=== Your task ===
Copy all entries without alteration and skip the pictures they hold.

=== Provided records ===
+ + + +

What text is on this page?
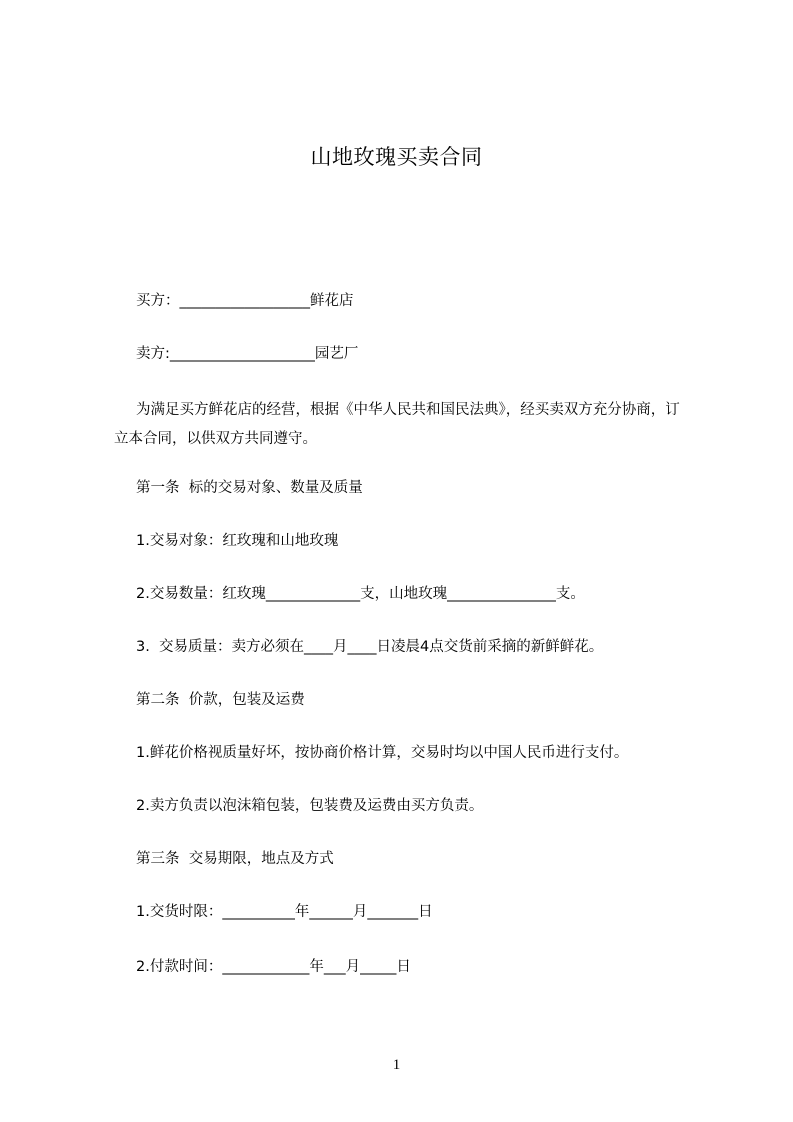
山地玫瑰买卖合同
买方：__________________鲜花店
卖方:____________________园艺厂
为满足买方鲜花店的经营，根据《中华人民共和国民法典》，经买卖双方充分协商，订立本合同，以供双方共同遵守。
第一条  标的交易对象、数量及质量
1.交易对象：红玫瑰和山地玫瑰
2.交易数量：红玫瑰_____________支，山地玫瑰_______________支。
3.  交易质量：卖方必须在____月____日凌晨4点交货前采摘的新鲜鲜花。
第二条  价款，包装及运费
1.鲜花价格视质量好坏，按协商价格计算，交易时均以中国人民币进行支付。
2.卖方负责以泡沫箱包装，包装费及运费由买方负责。
第三条  交易期限，地点及方式
1.交货时限：__________年______月_______日
2.付款时间：____________年___月_____日
1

+ + + +

=== Correct result ===
What text is on this page?
山地玫瑰买卖合同
买方：__________________鲜花店
卖方:____________________园艺厂
为满足买方鲜花店的经营，根据《中华人民共和国民法典》，经买卖双方充分协商，订立本合同，以供双方共同遵守。
第一条  标的交易对象、数量及质量
1.交易对象：红玫瑰和山地玫瑰
2.交易数量：红玫瑰_____________支，山地玫瑰_______________支。
3.  交易质量：卖方必须在____月____日凌晨4点交货前采摘的新鲜鲜花。
第二条  价款，包装及运费
1.鲜花价格视质量好坏，按协商价格计算，交易时均以中国人民币进行支付。
2.卖方负责以泡沫箱包装，包装费及运费由买方负责。
第三条  交易期限，地点及方式
1.交货时限：__________年______月_______日
2.付款时间：____________年___月_____日
1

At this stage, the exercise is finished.